What the task requires: Copy each line with the word "title" in it.

────────

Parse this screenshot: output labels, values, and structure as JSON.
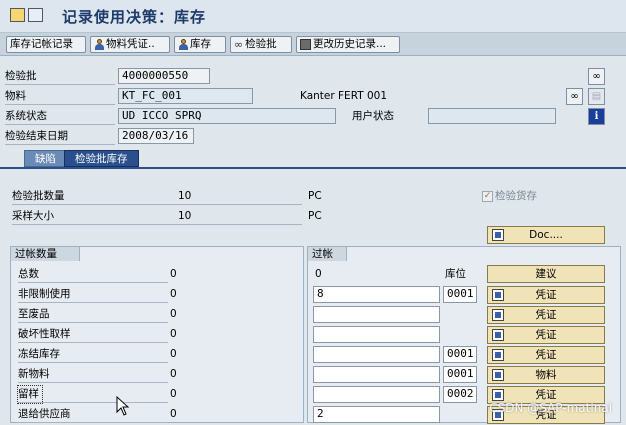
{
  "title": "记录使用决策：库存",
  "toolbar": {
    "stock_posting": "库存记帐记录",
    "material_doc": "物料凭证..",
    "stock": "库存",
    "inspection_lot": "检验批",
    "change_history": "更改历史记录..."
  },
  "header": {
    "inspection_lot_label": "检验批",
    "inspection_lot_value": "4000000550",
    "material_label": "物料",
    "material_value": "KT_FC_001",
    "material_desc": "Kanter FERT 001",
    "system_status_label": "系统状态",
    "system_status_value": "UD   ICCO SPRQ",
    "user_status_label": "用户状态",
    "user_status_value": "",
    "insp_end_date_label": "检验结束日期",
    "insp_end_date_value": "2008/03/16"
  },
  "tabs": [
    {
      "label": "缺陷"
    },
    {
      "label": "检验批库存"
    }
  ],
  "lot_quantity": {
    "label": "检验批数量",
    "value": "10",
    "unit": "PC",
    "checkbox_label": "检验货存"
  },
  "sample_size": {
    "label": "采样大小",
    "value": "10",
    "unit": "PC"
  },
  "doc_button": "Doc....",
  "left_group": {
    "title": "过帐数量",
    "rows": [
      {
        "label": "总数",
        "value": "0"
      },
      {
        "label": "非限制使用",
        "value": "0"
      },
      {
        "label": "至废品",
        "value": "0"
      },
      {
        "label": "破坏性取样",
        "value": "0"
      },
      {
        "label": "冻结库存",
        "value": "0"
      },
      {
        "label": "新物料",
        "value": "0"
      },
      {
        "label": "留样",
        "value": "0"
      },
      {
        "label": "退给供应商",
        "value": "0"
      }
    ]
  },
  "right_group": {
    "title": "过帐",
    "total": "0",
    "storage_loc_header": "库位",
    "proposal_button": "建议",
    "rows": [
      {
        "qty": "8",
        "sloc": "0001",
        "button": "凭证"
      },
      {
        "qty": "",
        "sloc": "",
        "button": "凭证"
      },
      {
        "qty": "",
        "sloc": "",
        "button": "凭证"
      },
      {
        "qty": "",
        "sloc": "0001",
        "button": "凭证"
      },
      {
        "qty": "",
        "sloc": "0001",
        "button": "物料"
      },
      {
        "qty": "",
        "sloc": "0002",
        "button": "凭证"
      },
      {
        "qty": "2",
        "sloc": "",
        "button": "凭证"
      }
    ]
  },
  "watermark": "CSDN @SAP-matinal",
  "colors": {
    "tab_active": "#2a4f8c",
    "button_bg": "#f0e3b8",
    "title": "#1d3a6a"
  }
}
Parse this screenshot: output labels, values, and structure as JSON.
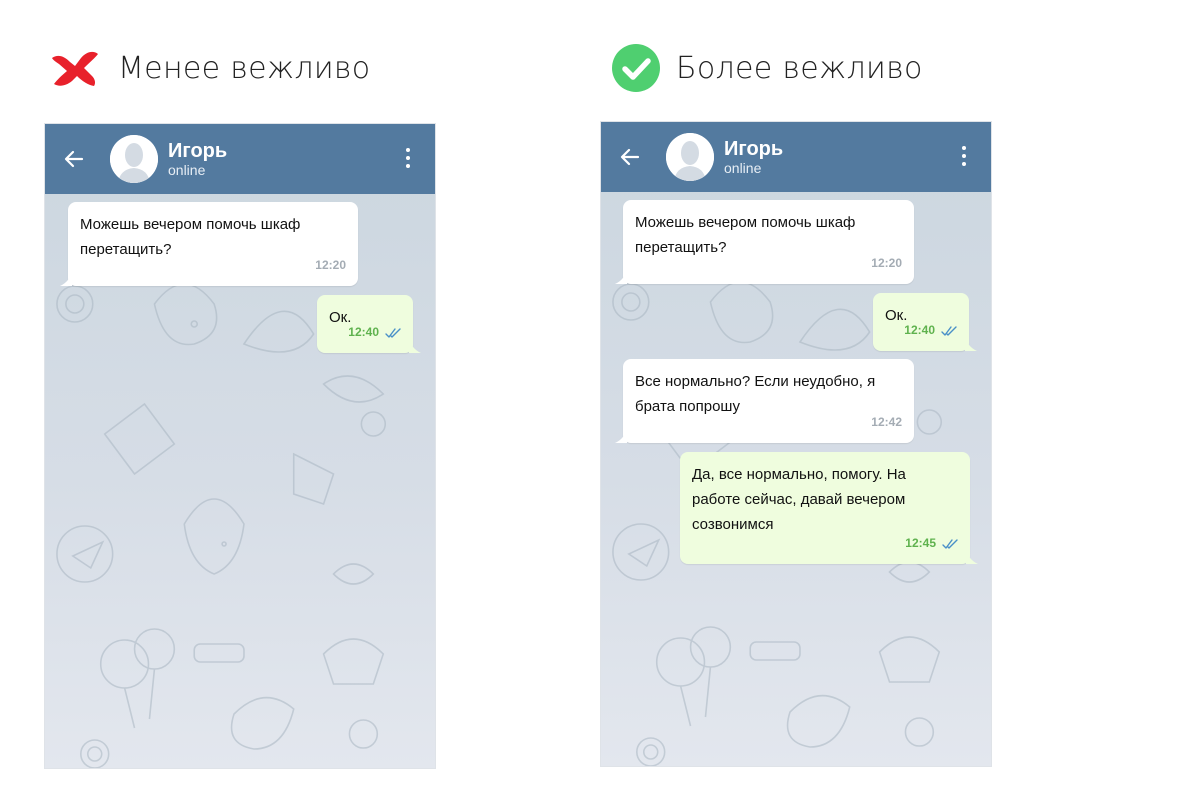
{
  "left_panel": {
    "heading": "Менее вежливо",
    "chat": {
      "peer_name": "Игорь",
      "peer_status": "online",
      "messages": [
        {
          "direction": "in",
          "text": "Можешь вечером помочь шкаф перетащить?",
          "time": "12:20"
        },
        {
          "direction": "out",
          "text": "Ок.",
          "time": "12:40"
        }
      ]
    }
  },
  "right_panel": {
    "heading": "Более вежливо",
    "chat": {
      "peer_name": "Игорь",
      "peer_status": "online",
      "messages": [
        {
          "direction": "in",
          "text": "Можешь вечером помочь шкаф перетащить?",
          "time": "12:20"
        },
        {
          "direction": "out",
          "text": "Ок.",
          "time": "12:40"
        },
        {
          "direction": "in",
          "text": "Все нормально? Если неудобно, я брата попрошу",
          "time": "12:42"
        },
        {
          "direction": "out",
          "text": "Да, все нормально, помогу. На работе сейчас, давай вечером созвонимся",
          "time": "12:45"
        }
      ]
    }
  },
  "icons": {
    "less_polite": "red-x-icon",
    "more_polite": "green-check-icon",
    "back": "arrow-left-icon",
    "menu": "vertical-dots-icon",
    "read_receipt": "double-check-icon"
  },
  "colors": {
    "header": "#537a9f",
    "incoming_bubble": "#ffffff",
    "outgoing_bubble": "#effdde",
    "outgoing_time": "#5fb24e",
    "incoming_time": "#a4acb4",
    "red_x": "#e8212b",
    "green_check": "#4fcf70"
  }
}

────────

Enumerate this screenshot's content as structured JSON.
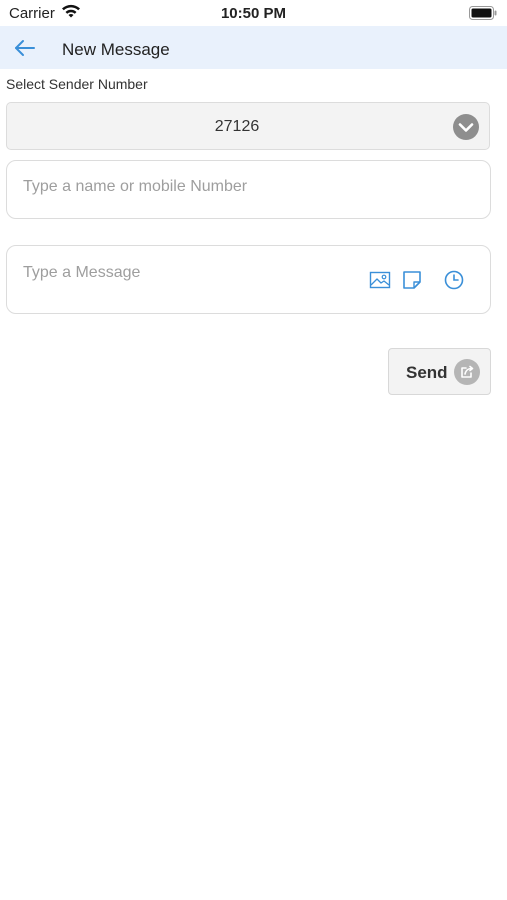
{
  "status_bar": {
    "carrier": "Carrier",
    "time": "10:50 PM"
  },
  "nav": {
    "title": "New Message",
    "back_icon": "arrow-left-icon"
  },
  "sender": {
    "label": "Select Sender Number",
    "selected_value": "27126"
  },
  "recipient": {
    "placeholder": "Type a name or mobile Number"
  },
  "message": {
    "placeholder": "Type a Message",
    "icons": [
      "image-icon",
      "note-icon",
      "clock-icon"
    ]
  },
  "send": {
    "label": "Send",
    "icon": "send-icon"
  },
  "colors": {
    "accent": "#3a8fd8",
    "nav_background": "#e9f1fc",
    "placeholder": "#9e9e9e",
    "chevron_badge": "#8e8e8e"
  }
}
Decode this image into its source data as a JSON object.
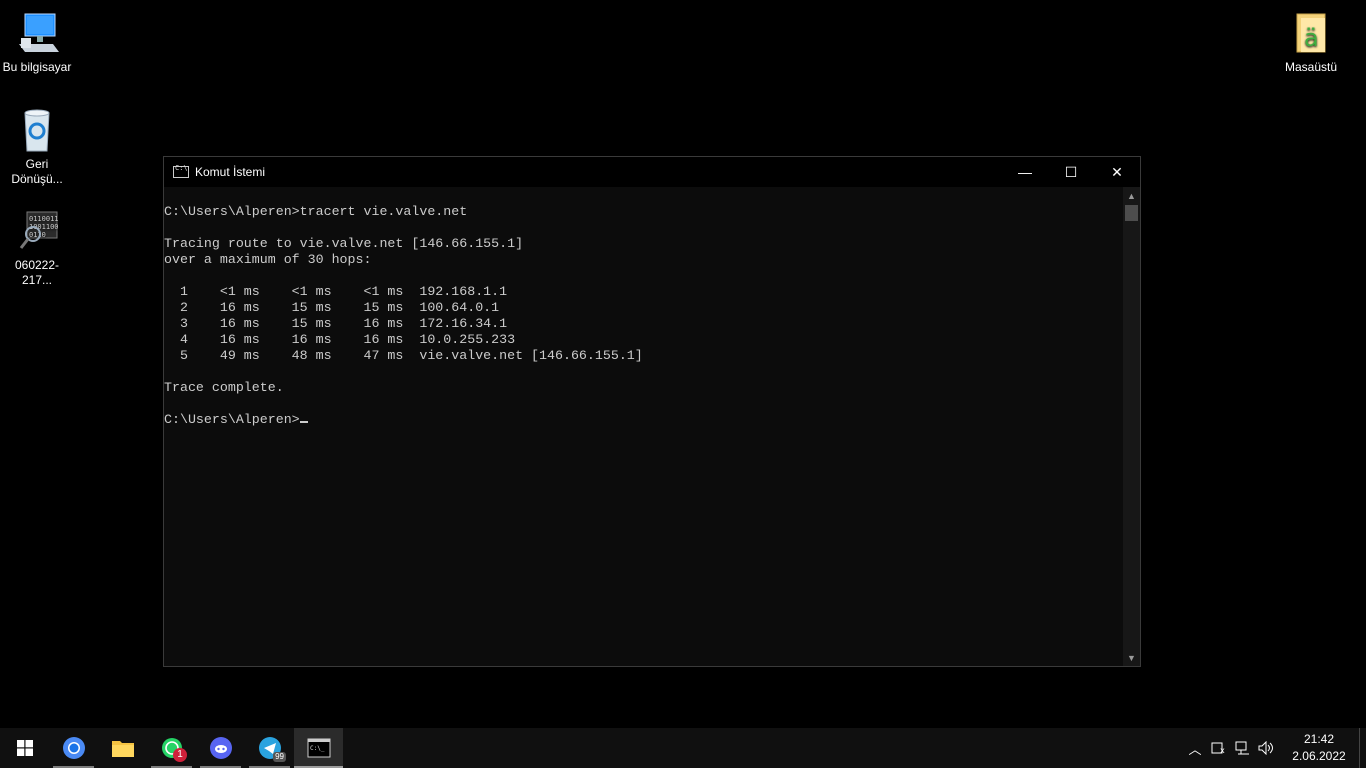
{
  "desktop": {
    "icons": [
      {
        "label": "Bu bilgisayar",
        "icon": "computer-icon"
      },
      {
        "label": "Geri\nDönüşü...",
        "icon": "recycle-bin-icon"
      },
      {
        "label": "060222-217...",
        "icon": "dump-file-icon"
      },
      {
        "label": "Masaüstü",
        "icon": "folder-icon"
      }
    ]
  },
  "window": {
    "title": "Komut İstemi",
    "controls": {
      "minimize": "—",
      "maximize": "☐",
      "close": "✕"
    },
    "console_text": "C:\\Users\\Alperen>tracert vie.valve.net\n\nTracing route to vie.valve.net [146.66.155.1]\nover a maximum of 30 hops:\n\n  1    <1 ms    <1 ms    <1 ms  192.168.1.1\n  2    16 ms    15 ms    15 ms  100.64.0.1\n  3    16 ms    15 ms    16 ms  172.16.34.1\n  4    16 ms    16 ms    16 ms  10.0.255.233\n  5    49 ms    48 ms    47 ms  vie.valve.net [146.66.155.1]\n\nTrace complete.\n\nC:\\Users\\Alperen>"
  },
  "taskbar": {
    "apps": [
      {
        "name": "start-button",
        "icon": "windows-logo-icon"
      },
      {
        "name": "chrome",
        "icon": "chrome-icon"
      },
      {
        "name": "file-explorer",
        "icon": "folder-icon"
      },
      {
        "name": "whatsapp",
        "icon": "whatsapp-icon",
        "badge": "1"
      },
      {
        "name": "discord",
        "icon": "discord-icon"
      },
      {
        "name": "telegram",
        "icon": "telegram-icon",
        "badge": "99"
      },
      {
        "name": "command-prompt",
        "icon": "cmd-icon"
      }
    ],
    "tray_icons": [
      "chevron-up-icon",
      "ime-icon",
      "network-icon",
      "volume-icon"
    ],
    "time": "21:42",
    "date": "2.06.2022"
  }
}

────────

Written solution:
  "title": "记录使用决策：库存",
    "title": "过帐数量",
    "title": "过帐",
    "title": "#1d3a6a"
    "title": "New Message",
    "title": "Komut İstemi",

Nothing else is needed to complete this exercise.